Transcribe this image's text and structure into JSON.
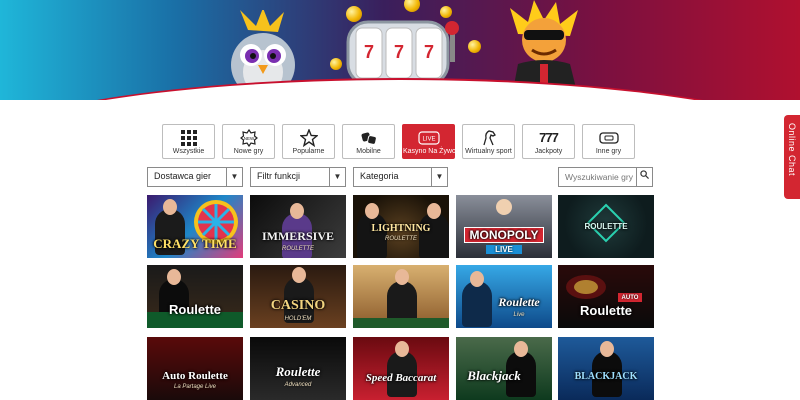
{
  "categories": [
    {
      "label": "Wszystkie",
      "icon": "grid-icon",
      "active": false
    },
    {
      "label": "Nowe gry",
      "icon": "new-badge-icon",
      "active": false
    },
    {
      "label": "Popularne",
      "icon": "star-icon",
      "active": false
    },
    {
      "label": "Mobilne",
      "icon": "chips-icon",
      "active": false
    },
    {
      "label": "Kasyno Na Żywo",
      "icon": "live-icon",
      "active": true
    },
    {
      "label": "Wirtualny sport",
      "icon": "horse-icon",
      "active": false
    },
    {
      "label": "Jackpoty",
      "icon": "777-icon",
      "active": false
    },
    {
      "label": "Inne gry",
      "icon": "ticket-icon",
      "active": false
    }
  ],
  "category_icon_glyphs": [
    "",
    "",
    "",
    "",
    "LIVE",
    "",
    "777",
    ""
  ],
  "filters": {
    "provider": "Dostawca gier",
    "features": "Filtr funkcji",
    "category": "Kategoria"
  },
  "search": {
    "placeholder": "Wyszukiwanie gry"
  },
  "games": [
    {
      "title": "CRAZY TIME",
      "subtitle": ""
    },
    {
      "title": "IMMERSIVE",
      "subtitle": "ROULETTE"
    },
    {
      "title": "LIGHTNING",
      "subtitle": "ROULETTE"
    },
    {
      "title": "MONOPOLY",
      "subtitle": "LIVE"
    },
    {
      "title": "ROULETTE",
      "subtitle": ""
    },
    {
      "title": "Roulette",
      "subtitle": ""
    },
    {
      "title": "CASINO",
      "subtitle": "HOLD'EM"
    },
    {
      "title": "",
      "subtitle": ""
    },
    {
      "title": "Roulette",
      "subtitle": "Live"
    },
    {
      "title": "Roulette",
      "subtitle": "AUTO"
    },
    {
      "title": "Auto Roulette",
      "subtitle": "La Partage Live"
    },
    {
      "title": "Roulette",
      "subtitle": "Advanced"
    },
    {
      "title": "Speed Baccarat",
      "subtitle": ""
    },
    {
      "title": "Blackjack",
      "subtitle": ""
    },
    {
      "title": "BLACKJACK",
      "subtitle": ""
    }
  ],
  "chat": {
    "label": "Online Chat"
  },
  "colors": {
    "accent": "#d32631",
    "border": "#bdbdbd"
  }
}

→ **Exercise goal**
Extract the full listing above verbatim; pictures are to be left out of the copy.

→ **Full solution**
Transcribe this image's text and structure into JSON.
{
  "categories": [
    {
      "label": "Wszystkie",
      "icon": "grid-icon",
      "active": false
    },
    {
      "label": "Nowe gry",
      "icon": "new-badge-icon",
      "active": false
    },
    {
      "label": "Popularne",
      "icon": "star-icon",
      "active": false
    },
    {
      "label": "Mobilne",
      "icon": "chips-icon",
      "active": false
    },
    {
      "label": "Kasyno Na Żywo",
      "icon": "live-icon",
      "active": true
    },
    {
      "label": "Wirtualny sport",
      "icon": "horse-icon",
      "active": false
    },
    {
      "label": "Jackpoty",
      "icon": "777-icon",
      "active": false
    },
    {
      "label": "Inne gry",
      "icon": "ticket-icon",
      "active": false
    }
  ],
  "category_icon_glyphs": [
    "",
    "",
    "",
    "",
    "LIVE",
    "",
    "777",
    ""
  ],
  "filters": {
    "provider": "Dostawca gier",
    "features": "Filtr funkcji",
    "category": "Kategoria"
  },
  "search": {
    "placeholder": "Wyszukiwanie gry"
  },
  "games": [
    {
      "title": "CRAZY TIME",
      "subtitle": ""
    },
    {
      "title": "IMMERSIVE",
      "subtitle": "ROULETTE"
    },
    {
      "title": "LIGHTNING",
      "subtitle": "ROULETTE"
    },
    {
      "title": "MONOPOLY",
      "subtitle": "LIVE"
    },
    {
      "title": "ROULETTE",
      "subtitle": ""
    },
    {
      "title": "Roulette",
      "subtitle": ""
    },
    {
      "title": "CASINO",
      "subtitle": "HOLD'EM"
    },
    {
      "title": "",
      "subtitle": ""
    },
    {
      "title": "Roulette",
      "subtitle": "Live"
    },
    {
      "title": "Roulette",
      "subtitle": "AUTO"
    },
    {
      "title": "Auto Roulette",
      "subtitle": "La Partage Live"
    },
    {
      "title": "Roulette",
      "subtitle": "Advanced"
    },
    {
      "title": "Speed Baccarat",
      "subtitle": ""
    },
    {
      "title": "Blackjack",
      "subtitle": ""
    },
    {
      "title": "BLACKJACK",
      "subtitle": ""
    }
  ],
  "chat": {
    "label": "Online Chat"
  },
  "colors": {
    "accent": "#d32631",
    "border": "#bdbdbd"
  }
}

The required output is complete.